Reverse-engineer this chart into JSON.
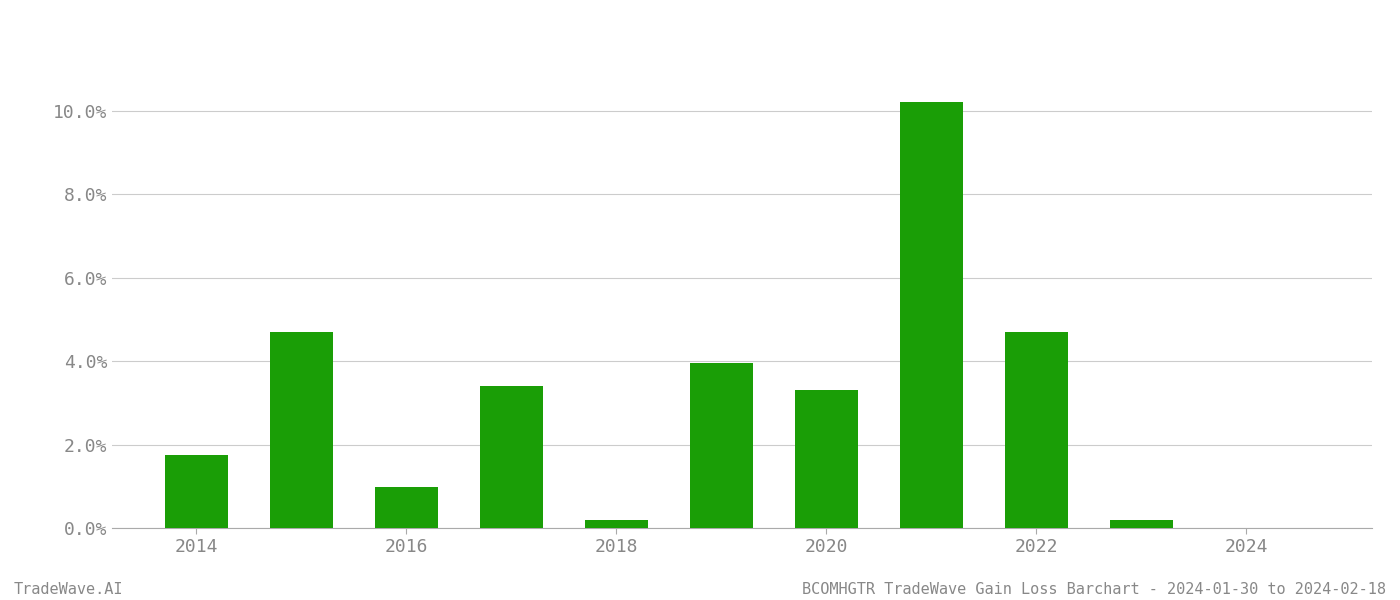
{
  "years": [
    2014,
    2015,
    2016,
    2017,
    2018,
    2019,
    2020,
    2021,
    2022,
    2023,
    2024
  ],
  "values": [
    0.0175,
    0.047,
    0.0098,
    0.034,
    0.002,
    0.0395,
    0.033,
    0.102,
    0.047,
    0.002,
    0.0
  ],
  "bar_color": "#1a9e06",
  "background_color": "#ffffff",
  "grid_color": "#cccccc",
  "axis_label_color": "#888888",
  "footer_left": "TradeWave.AI",
  "footer_right": "BCOMHGTR TradeWave Gain Loss Barchart - 2024-01-30 to 2024-02-18",
  "ytick_labels": [
    "0.0%",
    "2.0%",
    "4.0%",
    "6.0%",
    "8.0%",
    "10.0%"
  ],
  "ytick_values": [
    0.0,
    0.02,
    0.04,
    0.06,
    0.08,
    0.1
  ],
  "ylim": [
    0,
    0.115
  ],
  "xlim": [
    2013.2,
    2025.2
  ],
  "xticks": [
    2014,
    2016,
    2018,
    2020,
    2022,
    2024
  ],
  "bar_width": 0.6,
  "font_size_ticks": 13,
  "font_size_footer": 11
}
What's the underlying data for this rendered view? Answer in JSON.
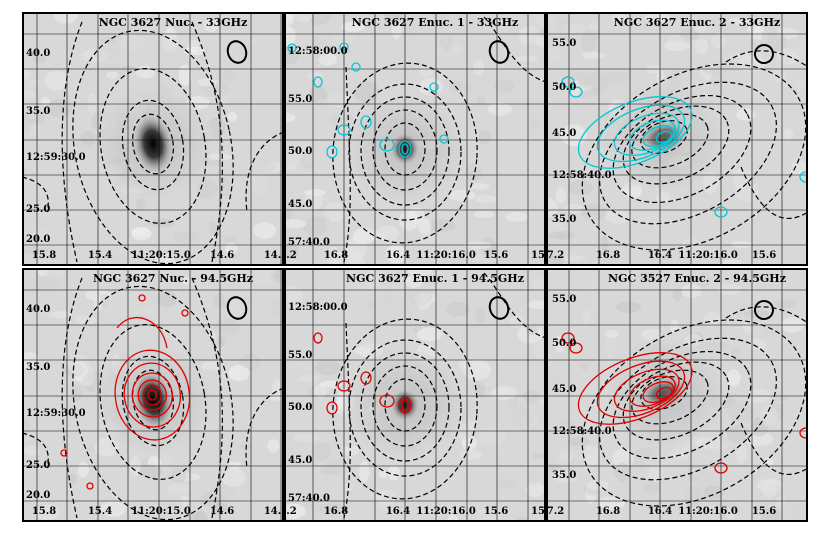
{
  "panels": [
    {
      "title": "NGC 3627 Nuc. - 33GHz",
      "y_ticks": [
        "40.0",
        "35.0",
        "12:59:30.0",
        "25.0",
        "20.0"
      ],
      "x_ticks": [
        "15.8",
        "15.4",
        "11:20:15.0",
        "14.6",
        "14.2"
      ],
      "overlay": "none"
    },
    {
      "title": "NGC 3627 Enuc. 1 - 33GHz",
      "y_ticks": [
        "12:58:00.0",
        "55.0",
        "50.0",
        "45.0",
        "57:40.0"
      ],
      "x_ticks": [
        "7.2",
        "16.8",
        "16.4",
        "11:20:16.0",
        "15.6",
        "15"
      ],
      "overlay": "cyan"
    },
    {
      "title": "NGC 3627 Enuc. 2 - 33GHz",
      "y_ticks": [
        "55.0",
        "50.0",
        "45.0",
        "12:58:40.0",
        "35.0"
      ],
      "x_ticks": [
        "17.2",
        "16.8",
        "16.4",
        "11:20:16.0",
        "15.6"
      ],
      "overlay": "cyan"
    },
    {
      "title": "NGC 3627 Nuc. - 94.5GHz",
      "y_ticks": [
        "40.0",
        "35.0",
        "12:59:30.0",
        "25.0",
        "20.0"
      ],
      "x_ticks": [
        "15.8",
        "15.4",
        "11:20:15.0",
        "14.6",
        "14.2"
      ],
      "overlay": "red"
    },
    {
      "title": "NGC 3627 Enuc. 1 - 94.5GHz",
      "y_ticks": [
        "12:58:00.0",
        "55.0",
        "50.0",
        "45.0",
        "57:40.0"
      ],
      "x_ticks": [
        "7.2",
        "16.8",
        "16.4",
        "11:20:16.0",
        "15.6",
        "15"
      ],
      "overlay": "red"
    },
    {
      "title": "NGC 3527 Enuc. 2 - 94.5GHz",
      "y_ticks": [
        "55.0",
        "50.0",
        "45.0",
        "12:58:40.0",
        "35.0"
      ],
      "x_ticks": [
        "17.2",
        "16.8",
        "16.4",
        "11:20:16.0",
        "15.6"
      ],
      "overlay": "red"
    }
  ],
  "colors": {
    "dashed_contours": "#000000",
    "cyan_contours": "#00c8d8",
    "red_contours": "#e00000",
    "background": "#d8d8d8"
  }
}
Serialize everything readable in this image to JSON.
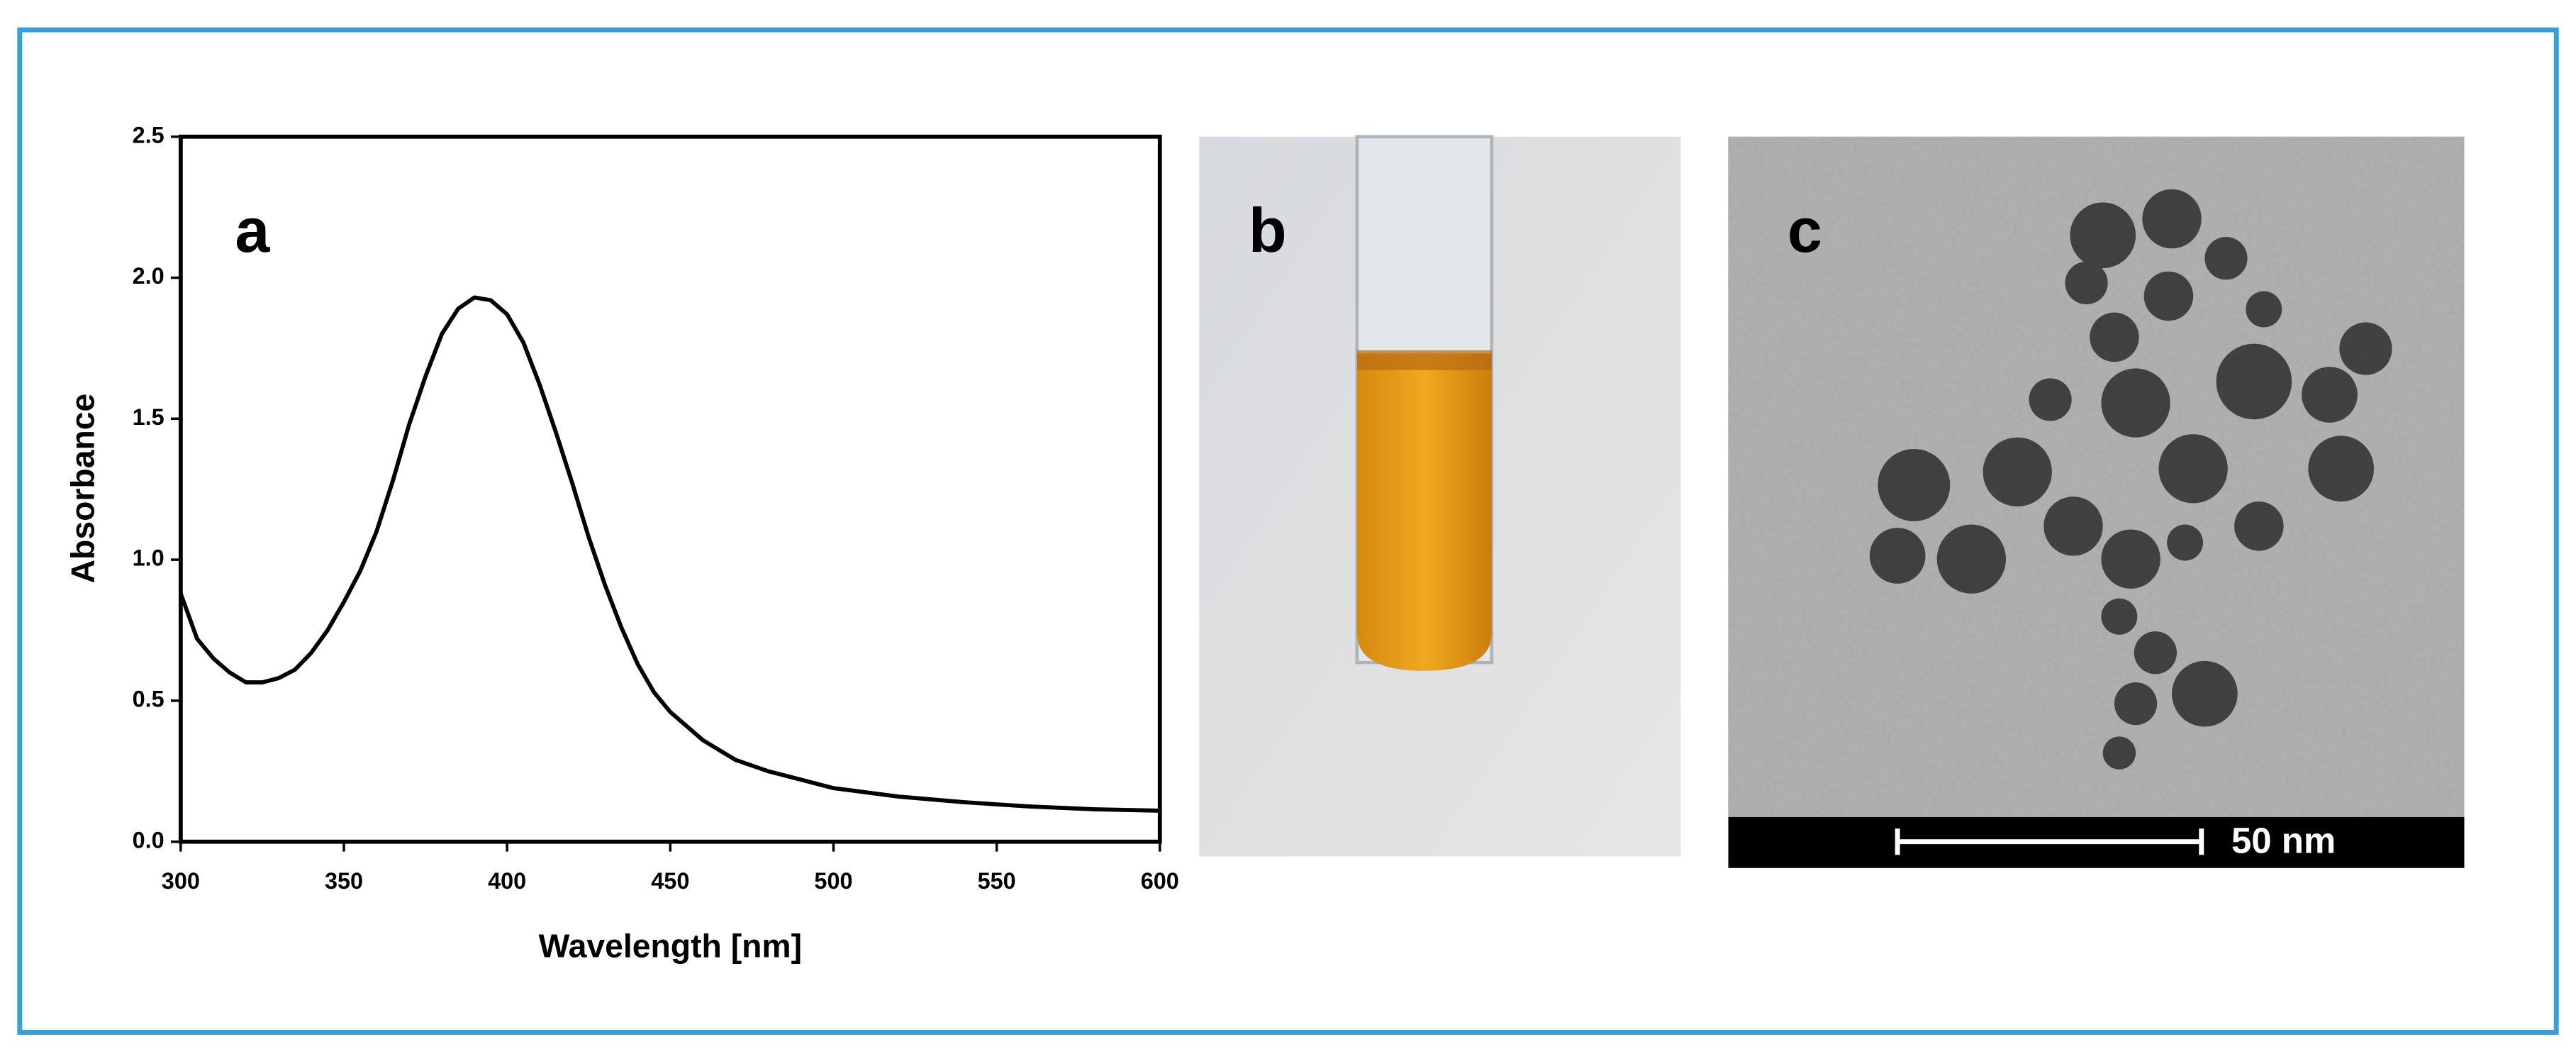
{
  "chart_data": {
    "type": "line",
    "x_label": "Wavelength [nm]",
    "y_label": "Absorbance",
    "annotation": "a",
    "color": "#000000",
    "x": [
      300,
      305,
      310,
      315,
      320,
      325,
      330,
      335,
      340,
      345,
      350,
      355,
      360,
      365,
      370,
      375,
      380,
      385,
      390,
      395,
      400,
      405,
      410,
      415,
      420,
      425,
      430,
      435,
      440,
      445,
      450,
      460,
      470,
      480,
      490,
      500,
      520,
      540,
      560,
      580,
      600
    ],
    "values": [
      0.88,
      0.72,
      0.65,
      0.6,
      0.565,
      0.565,
      0.58,
      0.61,
      0.67,
      0.75,
      0.85,
      0.96,
      1.1,
      1.28,
      1.48,
      1.65,
      1.8,
      1.89,
      1.93,
      1.92,
      1.87,
      1.77,
      1.62,
      1.45,
      1.27,
      1.08,
      0.91,
      0.76,
      0.63,
      0.53,
      0.46,
      0.36,
      0.29,
      0.25,
      0.22,
      0.19,
      0.16,
      0.14,
      0.125,
      0.115,
      0.11
    ],
    "xlim": [
      300,
      600
    ],
    "xticks": [
      300,
      350,
      400,
      450,
      500,
      550,
      600
    ],
    "ylim": [
      0,
      2.5
    ],
    "yticks": [
      {
        "value": 0,
        "label": "0.0"
      },
      0.5,
      {
        "value": 1,
        "label": "1.0"
      },
      1.5,
      {
        "value": 2,
        "label": "2.0"
      },
      2.5
    ]
  },
  "panel_labels": [
    "b",
    "c"
  ],
  "scale_bar_label": "50 nm"
}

# # # # # # #

◆ Objective:
In the listing, find every line containing the word "JSON" and list it.

◆ Result for this task:
Reverse-engineer this chart into JSON.
What's the underlying data for this rendered view? Answer in JSON.
Serialize everything readable in this image to JSON.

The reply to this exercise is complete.